** Begin **

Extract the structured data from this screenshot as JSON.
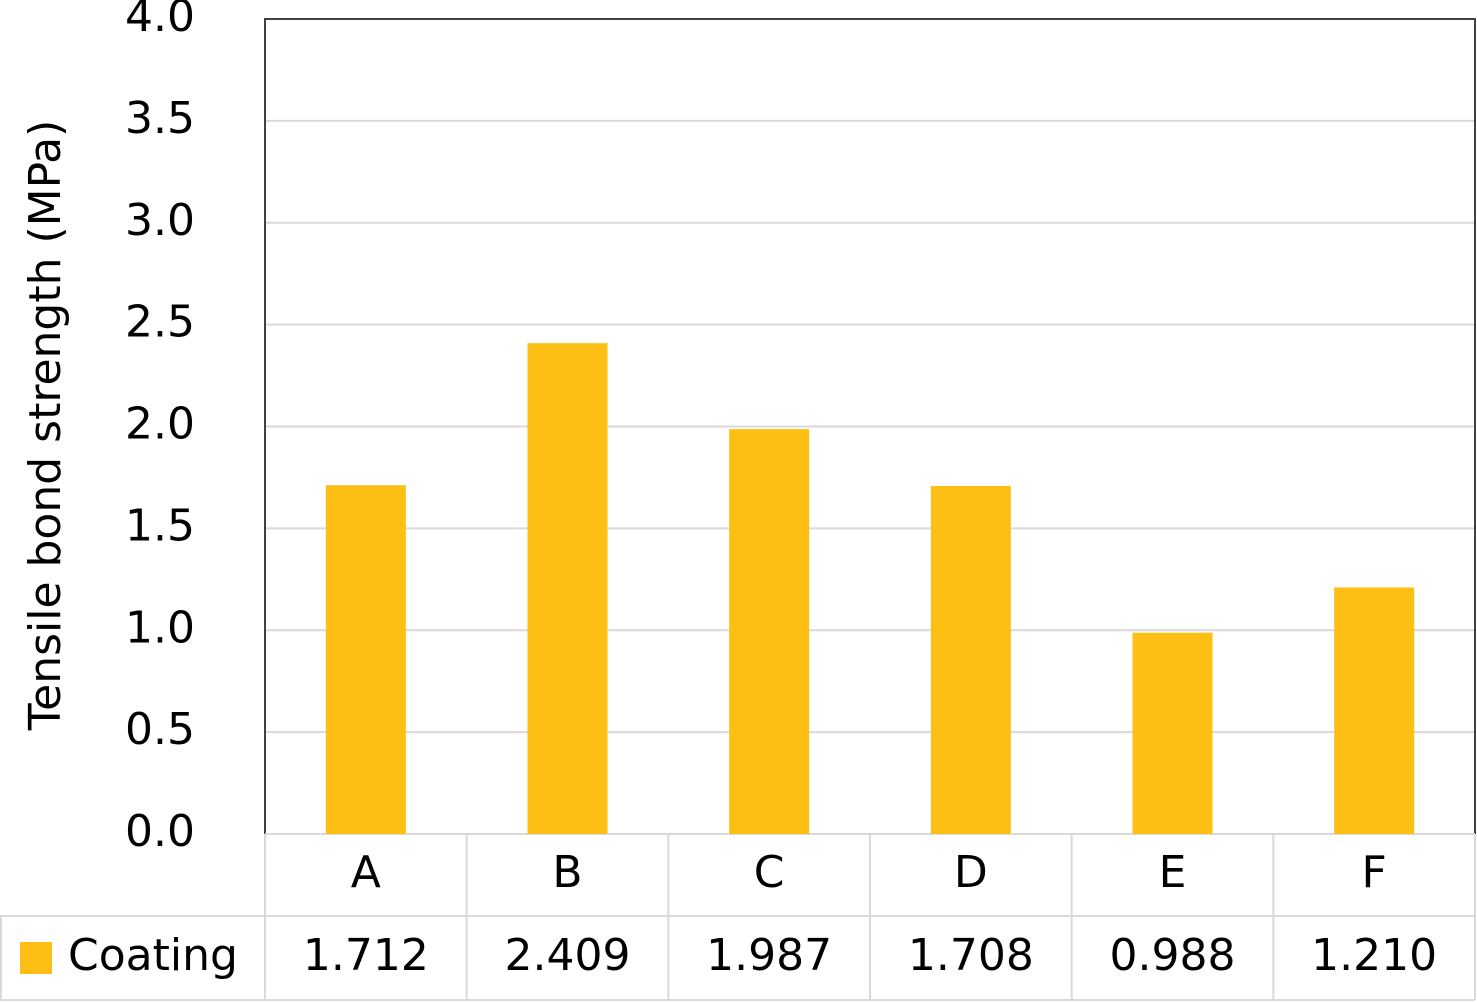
{
  "chart_data": {
    "type": "bar",
    "y_label": "Tensile bond strength (MPa)",
    "categories": [
      "A",
      "B",
      "C",
      "D",
      "E",
      "F"
    ],
    "series": [
      {
        "name": "Coating",
        "color": "#fdbf13",
        "values": [
          1.712,
          2.409,
          1.987,
          1.708,
          0.988,
          1.21
        ],
        "value_labels": [
          "1.712",
          "2.409",
          "1.987",
          "1.708",
          "0.988",
          "1.210"
        ]
      }
    ],
    "ylim": [
      0,
      4
    ],
    "yticks": [
      {
        "value": 0,
        "label": "0.0"
      },
      0.5,
      {
        "value": 1,
        "label": "1.0"
      },
      1.5,
      {
        "value": 2,
        "label": "2.0"
      },
      2.5,
      {
        "value": 3,
        "label": "3.0"
      },
      3.5,
      {
        "value": 4,
        "label": "4.0"
      }
    ],
    "grid": true,
    "data_table": true
  }
}
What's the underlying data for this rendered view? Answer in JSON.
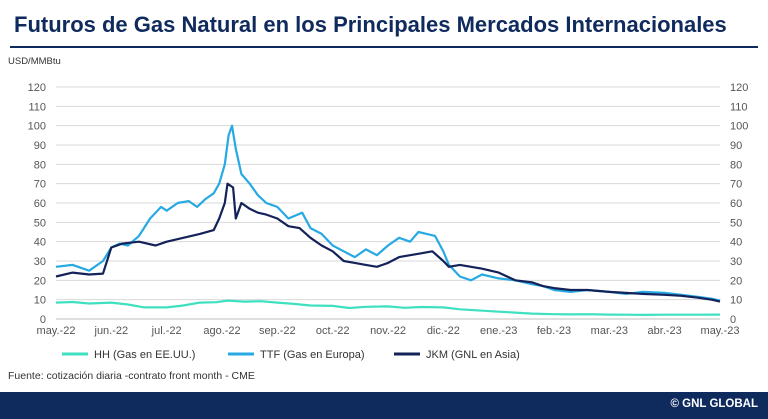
{
  "title": "Futuros de Gas Natural en los Principales Mercados Internacionales",
  "source_note": "Fuente: cotización diaria -contrato front month - CME",
  "brand": "© GNL GLOBAL",
  "colors": {
    "title": "#0f2a5c",
    "footer_bar": "#0f2a5c",
    "hh": "#3fe0c0",
    "ttf": "#27a9e3",
    "jkm": "#14225a",
    "grid": "#d9d9d9"
  },
  "chart_data": {
    "type": "line",
    "ylabel": "USD/MMBtu",
    "ylim": [
      0,
      120
    ],
    "yticks": [
      0,
      10,
      20,
      30,
      40,
      50,
      60,
      70,
      80,
      90,
      100,
      110,
      120
    ],
    "secondary_yaxis": true,
    "grid": "horizontal",
    "legend_position": "bottom",
    "x_tick_labels": [
      "may.-22",
      "jun.-22",
      "jul.-22",
      "ago.-22",
      "sep.-22",
      "oct.-22",
      "nov.-22",
      "dic.-22",
      "ene.-23",
      "feb.-23",
      "mar.-23",
      "abr.-23",
      "may.-23"
    ],
    "series": [
      {
        "name": "HH (Gas en EE.UU.)",
        "color": "#3fe0c0",
        "points": [
          [
            0,
            8.5
          ],
          [
            0.3,
            8.8
          ],
          [
            0.6,
            8.0
          ],
          [
            1.0,
            8.5
          ],
          [
            1.3,
            7.5
          ],
          [
            1.6,
            6.0
          ],
          [
            2.0,
            6.0
          ],
          [
            2.3,
            7.0
          ],
          [
            2.6,
            8.5
          ],
          [
            2.9,
            8.7
          ],
          [
            3.1,
            9.5
          ],
          [
            3.4,
            9.0
          ],
          [
            3.7,
            9.2
          ],
          [
            4.0,
            8.5
          ],
          [
            4.3,
            7.8
          ],
          [
            4.6,
            7.0
          ],
          [
            5.0,
            6.8
          ],
          [
            5.3,
            5.7
          ],
          [
            5.6,
            6.3
          ],
          [
            6.0,
            6.5
          ],
          [
            6.3,
            5.8
          ],
          [
            6.6,
            6.2
          ],
          [
            7.0,
            6.0
          ],
          [
            7.3,
            5.0
          ],
          [
            7.6,
            4.5
          ],
          [
            8.0,
            3.8
          ],
          [
            8.3,
            3.3
          ],
          [
            8.6,
            2.8
          ],
          [
            9.0,
            2.5
          ],
          [
            9.3,
            2.4
          ],
          [
            9.6,
            2.5
          ],
          [
            10.0,
            2.3
          ],
          [
            10.3,
            2.2
          ],
          [
            10.6,
            2.1
          ],
          [
            11.0,
            2.2
          ],
          [
            11.3,
            2.2
          ],
          [
            11.6,
            2.2
          ],
          [
            12.0,
            2.3
          ]
        ]
      },
      {
        "name": "TTF (Gas en Europa)",
        "color": "#27a9e3",
        "points": [
          [
            0,
            27
          ],
          [
            0.3,
            28
          ],
          [
            0.6,
            25
          ],
          [
            0.85,
            30
          ],
          [
            1.0,
            37
          ],
          [
            1.15,
            39
          ],
          [
            1.3,
            38
          ],
          [
            1.5,
            43
          ],
          [
            1.7,
            52
          ],
          [
            1.9,
            58
          ],
          [
            2.0,
            56
          ],
          [
            2.2,
            60
          ],
          [
            2.4,
            61
          ],
          [
            2.55,
            58
          ],
          [
            2.7,
            62
          ],
          [
            2.85,
            65
          ],
          [
            2.95,
            70
          ],
          [
            3.05,
            80
          ],
          [
            3.12,
            95
          ],
          [
            3.18,
            100
          ],
          [
            3.25,
            88
          ],
          [
            3.35,
            75
          ],
          [
            3.5,
            70
          ],
          [
            3.65,
            64
          ],
          [
            3.8,
            60
          ],
          [
            4.0,
            58
          ],
          [
            4.2,
            52
          ],
          [
            4.45,
            55
          ],
          [
            4.6,
            47
          ],
          [
            4.8,
            44
          ],
          [
            5.0,
            38
          ],
          [
            5.2,
            35
          ],
          [
            5.4,
            32
          ],
          [
            5.6,
            36
          ],
          [
            5.8,
            33
          ],
          [
            6.0,
            38
          ],
          [
            6.2,
            42
          ],
          [
            6.4,
            40
          ],
          [
            6.55,
            45
          ],
          [
            6.7,
            44
          ],
          [
            6.85,
            43
          ],
          [
            7.0,
            35
          ],
          [
            7.1,
            28
          ],
          [
            7.3,
            22
          ],
          [
            7.5,
            20
          ],
          [
            7.7,
            23
          ],
          [
            8.0,
            21
          ],
          [
            8.3,
            20
          ],
          [
            8.6,
            18
          ],
          [
            8.8,
            17
          ],
          [
            9.0,
            15
          ],
          [
            9.3,
            14
          ],
          [
            9.6,
            15
          ],
          [
            10.0,
            14
          ],
          [
            10.3,
            13
          ],
          [
            10.6,
            14
          ],
          [
            11.0,
            13.5
          ],
          [
            11.3,
            12.5
          ],
          [
            11.6,
            11.5
          ],
          [
            11.85,
            10.5
          ],
          [
            12.0,
            9.5
          ]
        ]
      },
      {
        "name": "JKM (GNL en Asia)",
        "color": "#14225a",
        "points": [
          [
            0,
            22
          ],
          [
            0.3,
            24
          ],
          [
            0.6,
            23
          ],
          [
            0.85,
            23.5
          ],
          [
            1.0,
            37
          ],
          [
            1.2,
            39
          ],
          [
            1.5,
            40
          ],
          [
            1.8,
            38
          ],
          [
            2.0,
            40
          ],
          [
            2.3,
            42
          ],
          [
            2.6,
            44
          ],
          [
            2.85,
            46
          ],
          [
            2.95,
            52
          ],
          [
            3.05,
            60
          ],
          [
            3.1,
            70
          ],
          [
            3.2,
            68
          ],
          [
            3.25,
            52
          ],
          [
            3.35,
            60
          ],
          [
            3.5,
            57
          ],
          [
            3.65,
            55
          ],
          [
            3.8,
            54
          ],
          [
            4.0,
            52
          ],
          [
            4.2,
            48
          ],
          [
            4.4,
            47
          ],
          [
            4.6,
            42
          ],
          [
            4.8,
            38
          ],
          [
            5.0,
            35
          ],
          [
            5.2,
            30
          ],
          [
            5.4,
            29
          ],
          [
            5.6,
            28
          ],
          [
            5.8,
            27
          ],
          [
            6.0,
            29
          ],
          [
            6.2,
            32
          ],
          [
            6.4,
            33
          ],
          [
            6.6,
            34
          ],
          [
            6.8,
            35
          ],
          [
            7.0,
            30
          ],
          [
            7.1,
            27
          ],
          [
            7.3,
            28
          ],
          [
            7.5,
            27
          ],
          [
            7.7,
            26
          ],
          [
            8.0,
            24
          ],
          [
            8.3,
            20
          ],
          [
            8.6,
            19
          ],
          [
            8.8,
            17
          ],
          [
            9.0,
            16
          ],
          [
            9.3,
            15
          ],
          [
            9.6,
            15
          ],
          [
            10.0,
            14
          ],
          [
            10.3,
            13.5
          ],
          [
            10.6,
            13
          ],
          [
            11.0,
            12.5
          ],
          [
            11.3,
            12
          ],
          [
            11.6,
            11
          ],
          [
            11.85,
            10
          ],
          [
            12.0,
            9
          ]
        ]
      }
    ]
  }
}
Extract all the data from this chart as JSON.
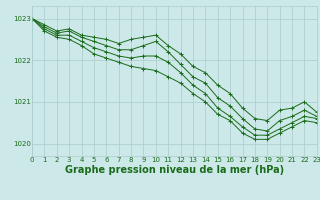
{
  "background_color": "#cce8e8",
  "grid_color": "#aacccc",
  "line_color": "#1a6b1a",
  "xlabel": "Graphe pression niveau de la mer (hPa)",
  "xlabel_fontsize": 7.0,
  "ylim": [
    1019.7,
    1023.3
  ],
  "xlim": [
    0,
    23
  ],
  "yticks": [
    1020,
    1021,
    1022,
    1023
  ],
  "xticks": [
    0,
    1,
    2,
    3,
    4,
    5,
    6,
    7,
    8,
    9,
    10,
    11,
    12,
    13,
    14,
    15,
    16,
    17,
    18,
    19,
    20,
    21,
    22,
    23
  ],
  "series": [
    [
      1023.0,
      1022.85,
      1022.7,
      1022.75,
      1022.6,
      1022.55,
      1022.5,
      1022.4,
      1022.5,
      1022.55,
      1022.6,
      1022.35,
      1022.15,
      1021.85,
      1021.7,
      1021.4,
      1021.2,
      1020.85,
      1020.6,
      1020.55,
      1020.8,
      1020.85,
      1021.0,
      1020.75
    ],
    [
      1023.0,
      1022.8,
      1022.65,
      1022.7,
      1022.55,
      1022.45,
      1022.35,
      1022.25,
      1022.25,
      1022.35,
      1022.45,
      1022.2,
      1021.9,
      1021.6,
      1021.45,
      1021.1,
      1020.9,
      1020.6,
      1020.35,
      1020.3,
      1020.55,
      1020.65,
      1020.8,
      1020.65
    ],
    [
      1023.0,
      1022.75,
      1022.6,
      1022.6,
      1022.45,
      1022.3,
      1022.2,
      1022.1,
      1022.05,
      1022.1,
      1022.1,
      1021.95,
      1021.7,
      1021.4,
      1021.2,
      1020.85,
      1020.65,
      1020.4,
      1020.2,
      1020.2,
      1020.35,
      1020.5,
      1020.65,
      1020.6
    ],
    [
      1023.0,
      1022.7,
      1022.55,
      1022.5,
      1022.35,
      1022.15,
      1022.05,
      1021.95,
      1021.85,
      1021.8,
      1021.75,
      1021.6,
      1021.45,
      1021.2,
      1021.0,
      1020.7,
      1020.55,
      1020.25,
      1020.1,
      1020.1,
      1020.25,
      1020.4,
      1020.55,
      1020.5
    ]
  ]
}
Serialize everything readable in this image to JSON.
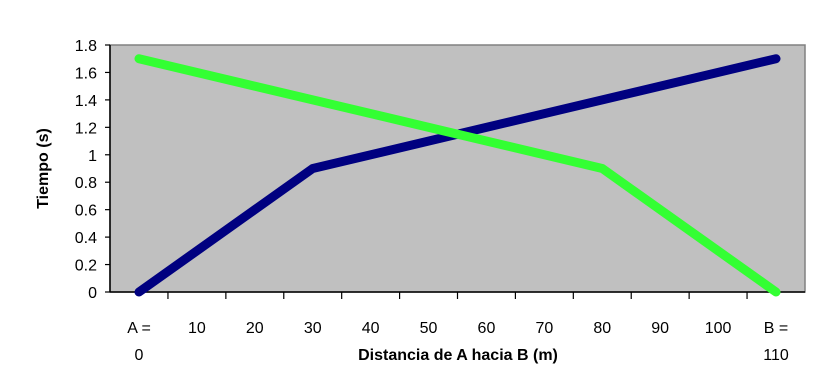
{
  "chart_data": {
    "type": "line",
    "title": "",
    "xlabel": "Distancia de A hacia B (m)",
    "ylabel": "Tiempo (s)",
    "categories": [
      "A =",
      "10",
      "20",
      "30",
      "40",
      "50",
      "60",
      "70",
      "80",
      "90",
      "100",
      "B ="
    ],
    "category_sublabels": [
      "0",
      "",
      "",
      "",
      "",
      "",
      "",
      "",
      "",
      "",
      "",
      "110"
    ],
    "x": [
      0,
      10,
      20,
      30,
      40,
      50,
      60,
      70,
      80,
      90,
      100,
      110
    ],
    "xlim": [
      0,
      110
    ],
    "ylim": [
      0,
      1.8
    ],
    "yticks": [
      "0",
      "0.2",
      "0.4",
      "0.6",
      "0.8",
      "1",
      "1.2",
      "1.4",
      "1.6",
      "1.8"
    ],
    "grid": false,
    "legend": "none",
    "plot_background": "#c0c0c0",
    "series": [
      {
        "color": "#000080",
        "points": [
          [
            0,
            0
          ],
          [
            30,
            0.9
          ],
          [
            110,
            1.7
          ]
        ]
      },
      {
        "color": "#33ff33",
        "points": [
          [
            0,
            1.7
          ],
          [
            80,
            0.9
          ],
          [
            110,
            0
          ]
        ]
      }
    ]
  }
}
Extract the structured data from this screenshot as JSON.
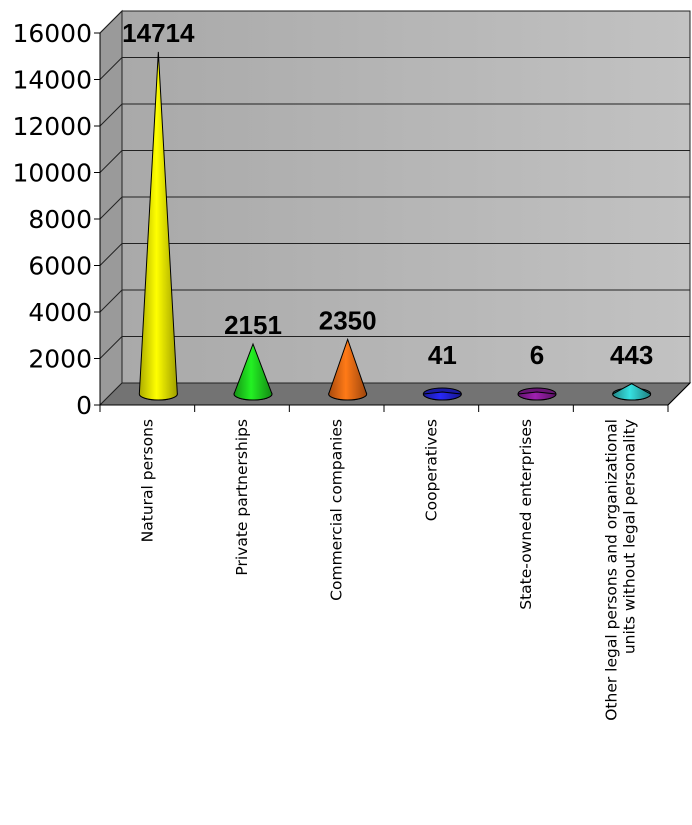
{
  "chart_data": {
    "type": "bar",
    "style": "3d-cone",
    "categories": [
      [
        "Natural persons"
      ],
      [
        "Private partnerships"
      ],
      [
        "Commercial companies"
      ],
      [
        "Cooperatives"
      ],
      [
        "State-owned enterprises"
      ],
      [
        "Other legal persons and organizational",
        "units without legal personality"
      ]
    ],
    "values": [
      14714,
      2151,
      2350,
      41,
      6,
      443
    ],
    "data_labels": [
      "14714",
      "2151",
      "2350",
      "41",
      "6",
      "443"
    ],
    "colors": [
      "#f5f500",
      "#1ed21e",
      "#f06a14",
      "#2323d8",
      "#8a1c9a",
      "#2fc4c4"
    ],
    "yticks": [
      "0",
      "2000",
      "4000",
      "6000",
      "8000",
      "10000",
      "12000",
      "14000",
      "16000"
    ],
    "ylim": [
      0,
      16000
    ],
    "grid": true,
    "legend": "none",
    "title": "",
    "xlabel": "",
    "ylabel": ""
  }
}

** End **

# What you have to do:
Tally the lines in the entries above that hold the word "Natural". Reply with nothing but that count.

# Task response:
2